■ **INPUT DATA**:
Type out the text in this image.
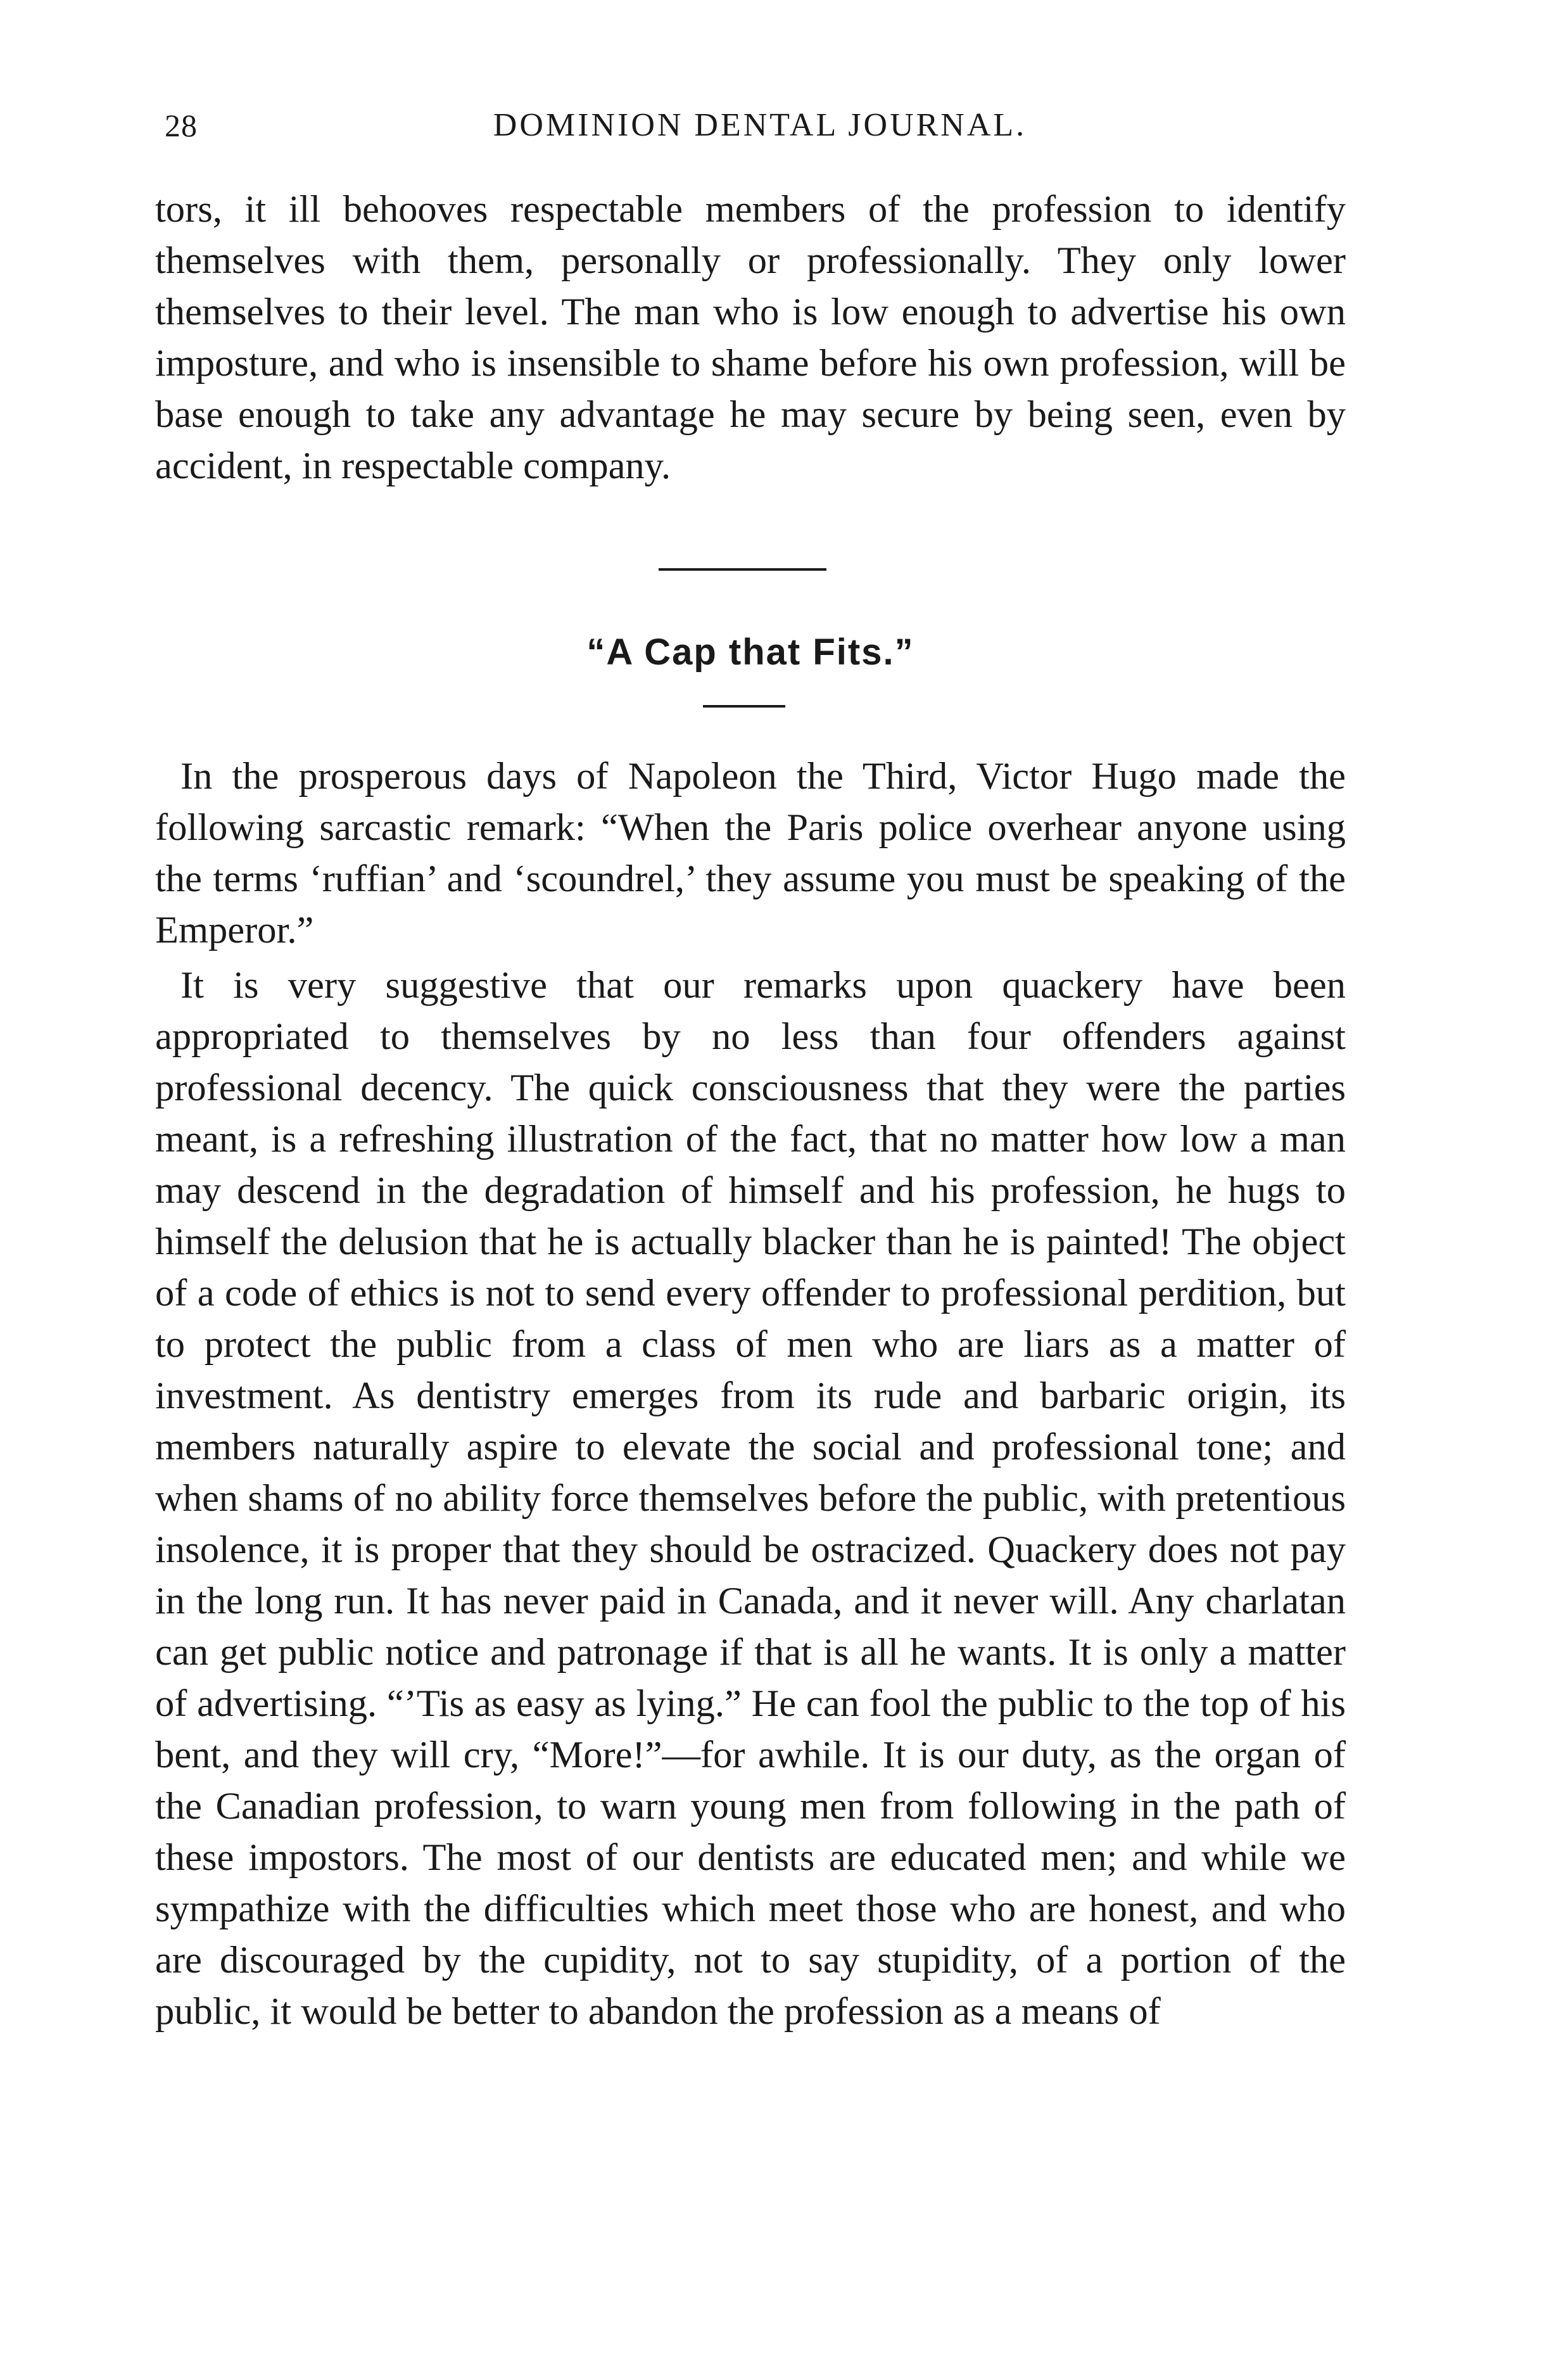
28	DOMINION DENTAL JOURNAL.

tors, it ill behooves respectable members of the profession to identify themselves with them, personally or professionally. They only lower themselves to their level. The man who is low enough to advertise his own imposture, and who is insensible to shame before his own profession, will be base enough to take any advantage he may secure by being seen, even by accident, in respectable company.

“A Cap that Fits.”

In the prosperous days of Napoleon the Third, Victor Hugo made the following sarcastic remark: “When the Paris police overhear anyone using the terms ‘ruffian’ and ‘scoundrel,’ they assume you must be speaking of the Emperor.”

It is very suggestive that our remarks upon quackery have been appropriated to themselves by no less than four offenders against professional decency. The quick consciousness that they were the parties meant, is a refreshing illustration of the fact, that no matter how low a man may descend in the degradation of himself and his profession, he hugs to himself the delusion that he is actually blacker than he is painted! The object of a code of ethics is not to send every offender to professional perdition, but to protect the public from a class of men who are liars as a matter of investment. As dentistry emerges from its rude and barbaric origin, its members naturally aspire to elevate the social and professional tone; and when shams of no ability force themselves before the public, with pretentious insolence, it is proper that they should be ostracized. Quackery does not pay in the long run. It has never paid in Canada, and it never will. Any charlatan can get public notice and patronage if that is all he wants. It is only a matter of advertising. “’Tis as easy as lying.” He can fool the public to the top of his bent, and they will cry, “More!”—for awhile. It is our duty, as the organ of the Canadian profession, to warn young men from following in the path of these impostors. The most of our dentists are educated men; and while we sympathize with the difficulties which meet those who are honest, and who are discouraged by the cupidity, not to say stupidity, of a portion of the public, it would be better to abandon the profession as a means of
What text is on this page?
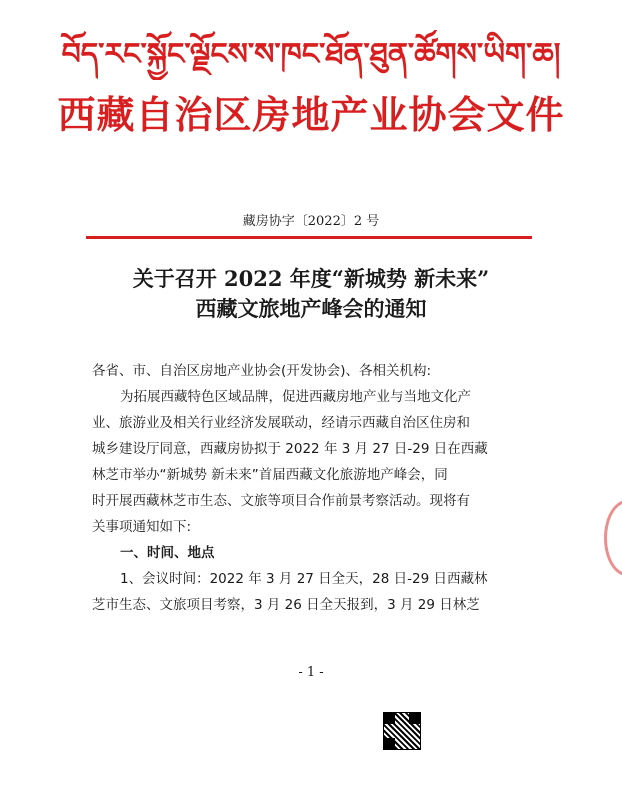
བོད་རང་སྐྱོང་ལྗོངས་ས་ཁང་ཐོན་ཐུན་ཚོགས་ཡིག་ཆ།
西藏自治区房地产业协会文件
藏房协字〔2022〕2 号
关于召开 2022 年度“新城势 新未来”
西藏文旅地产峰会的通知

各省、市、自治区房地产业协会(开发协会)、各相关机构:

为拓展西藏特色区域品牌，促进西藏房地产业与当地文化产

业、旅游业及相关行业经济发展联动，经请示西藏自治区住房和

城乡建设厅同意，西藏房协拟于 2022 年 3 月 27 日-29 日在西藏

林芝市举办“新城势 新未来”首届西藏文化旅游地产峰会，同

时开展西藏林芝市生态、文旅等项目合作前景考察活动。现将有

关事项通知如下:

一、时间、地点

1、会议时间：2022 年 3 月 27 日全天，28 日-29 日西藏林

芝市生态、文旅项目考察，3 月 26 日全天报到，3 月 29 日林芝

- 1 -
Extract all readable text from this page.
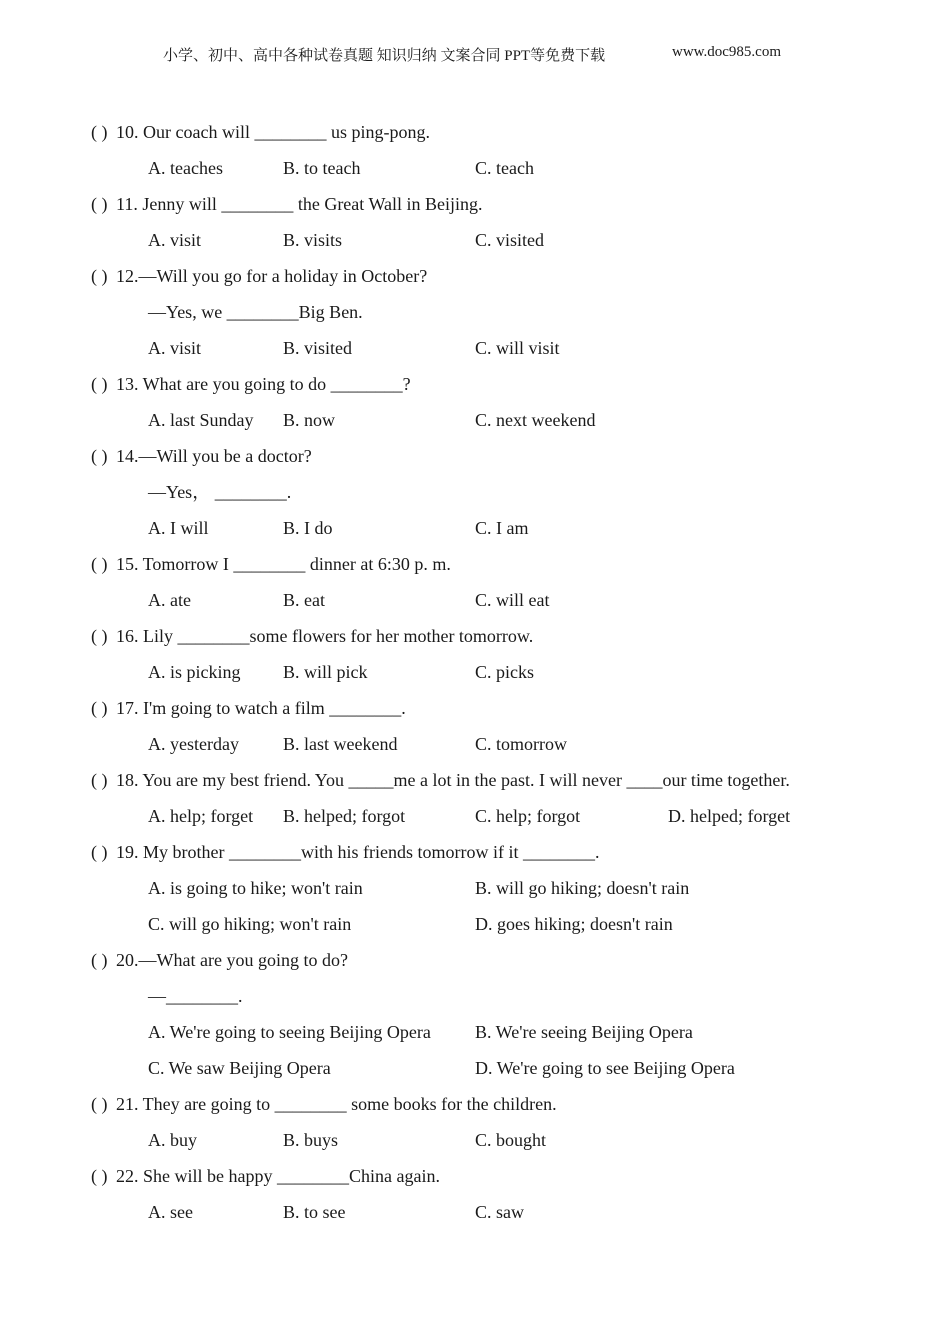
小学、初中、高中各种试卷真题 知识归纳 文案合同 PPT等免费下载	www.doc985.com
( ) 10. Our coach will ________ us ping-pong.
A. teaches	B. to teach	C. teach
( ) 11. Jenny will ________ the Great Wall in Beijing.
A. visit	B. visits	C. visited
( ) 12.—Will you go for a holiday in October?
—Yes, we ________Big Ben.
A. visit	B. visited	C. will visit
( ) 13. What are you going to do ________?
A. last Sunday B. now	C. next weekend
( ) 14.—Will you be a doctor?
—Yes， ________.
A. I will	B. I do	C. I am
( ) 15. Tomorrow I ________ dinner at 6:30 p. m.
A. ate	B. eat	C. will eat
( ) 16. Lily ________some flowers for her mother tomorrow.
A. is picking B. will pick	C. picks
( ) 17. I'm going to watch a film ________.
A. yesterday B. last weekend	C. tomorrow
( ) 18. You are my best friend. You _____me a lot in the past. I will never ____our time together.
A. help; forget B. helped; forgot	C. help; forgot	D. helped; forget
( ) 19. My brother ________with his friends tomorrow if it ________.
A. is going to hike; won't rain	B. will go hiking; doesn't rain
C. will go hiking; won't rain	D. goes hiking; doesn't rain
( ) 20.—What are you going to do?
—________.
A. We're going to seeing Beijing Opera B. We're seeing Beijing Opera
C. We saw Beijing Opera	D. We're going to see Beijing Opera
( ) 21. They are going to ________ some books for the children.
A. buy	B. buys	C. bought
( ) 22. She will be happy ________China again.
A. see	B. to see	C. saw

■ **EXERCISE OBJECTIVE**: Print out the material word for word, omitting the pictures.

■ **EXERCISE OUTPUT**:
Type out the text in this image.
28	DOMINION DENTAL JOURNAL.

tors, it ill behooves respectable members of the profession to identify themselves with them, personally or professionally. They only lower themselves to their level. The man who is low enough to advertise his own imposture, and who is insensible to shame before his own profession, will be base enough to take any advantage he may secure by being seen, even by accident, in respectable company.

“A Cap that Fits.”

In the prosperous days of Napoleon the Third, Victor Hugo made the following sarcastic remark: “When the Paris police overhear anyone using the terms ‘ruffian’ and ‘scoundrel,’ they assume you must be speaking of the Emperor.”

It is very suggestive that our remarks upon quackery have been appropriated to themselves by no less than four offenders against professional decency. The quick consciousness that they were the parties meant, is a refreshing illustration of the fact, that no matter how low a man may descend in the degradation of himself and his profession, he hugs to himself the delusion that he is actually blacker than he is painted! The object of a code of ethics is not to send every offender to professional perdition, but to protect the public from a class of men who are liars as a matter of investment. As dentistry emerges from its rude and barbaric origin, its members naturally aspire to elevate the social and professional tone; and when shams of no ability force themselves before the public, with pretentious insolence, it is proper that they should be ostracized. Quackery does not pay in the long run. It has never paid in Canada, and it never will. Any charlatan can get public notice and patronage if that is all he wants. It is only a matter of advertising. “’Tis as easy as lying.” He can fool the public to the top of his bent, and they will cry, “More!”—for awhile. It is our duty, as the organ of the Canadian profession, to warn young men from following in the path of these impostors. The most of our dentists are educated men; and while we sympathize with the difficulties which meet those who are honest, and who are discouraged by the cupidity, not to say stupidity, of a portion of the public, it would be better to abandon the profession as a means of
What text is on this page?
བོད་རང་སྐྱོང་ལྗོངས་ས་ཁང་ཐོན་ཐུན་ཚོགས་ཡིག་ཆ།
西藏自治区房地产业协会文件
藏房协字〔2022〕2 号
关于召开 2022 年度“新城势 新未来”
西藏文旅地产峰会的通知

各省、市、自治区房地产业协会(开发协会)、各相关机构:

为拓展西藏特色区域品牌，促进西藏房地产业与当地文化产

业、旅游业及相关行业经济发展联动，经请示西藏自治区住房和

城乡建设厅同意，西藏房协拟于 2022 年 3 月 27 日-29 日在西藏

林芝市举办“新城势 新未来”首届西藏文化旅游地产峰会，同

时开展西藏林芝市生态、文旅等项目合作前景考察活动。现将有

关事项通知如下:

一、时间、地点

1、会议时间：2022 年 3 月 27 日全天，28 日-29 日西藏林

芝市生态、文旅项目考察，3 月 26 日全天报到，3 月 29 日林芝

- 1 -
Extract all readable text from this page.
小学、初中、高中各种试卷真题 知识归纳 文案合同 PPT等免费下载	www.doc985.com
( ) 10. Our coach will ________ us ping-pong.
A. teaches	B. to teach	C. teach
( ) 11. Jenny will ________ the Great Wall in Beijing.
A. visit	B. visits	C. visited
( ) 12.—Will you go for a holiday in October?
—Yes, we ________Big Ben.
A. visit	B. visited	C. will visit
( ) 13. What are you going to do ________?
A. last Sunday B. now	C. next weekend
( ) 14.—Will you be a doctor?
—Yes， ________.
A. I will	B. I do	C. I am
( ) 15. Tomorrow I ________ dinner at 6:30 p. m.
A. ate	B. eat	C. will eat
( ) 16. Lily ________some flowers for her mother tomorrow.
A. is picking B. will pick	C. picks
( ) 17. I'm going to watch a film ________.
A. yesterday B. last weekend	C. tomorrow
( ) 18. You are my best friend. You _____me a lot in the past. I will never ____our time together.
A. help; forget B. helped; forgot	C. help; forgot	D. helped; forget
( ) 19. My brother ________with his friends tomorrow if it ________.
A. is going to hike; won't rain	B. will go hiking; doesn't rain
C. will go hiking; won't rain	D. goes hiking; doesn't rain
( ) 20.—What are you going to do?
—________.
A. We're going to seeing Beijing Opera B. We're seeing Beijing Opera
C. We saw Beijing Opera	D. We're going to see Beijing Opera
( ) 21. They are going to ________ some books for the children.
A. buy	B. buys	C. bought
( ) 22. She will be happy ________China again.
A. see	B. to see	C. saw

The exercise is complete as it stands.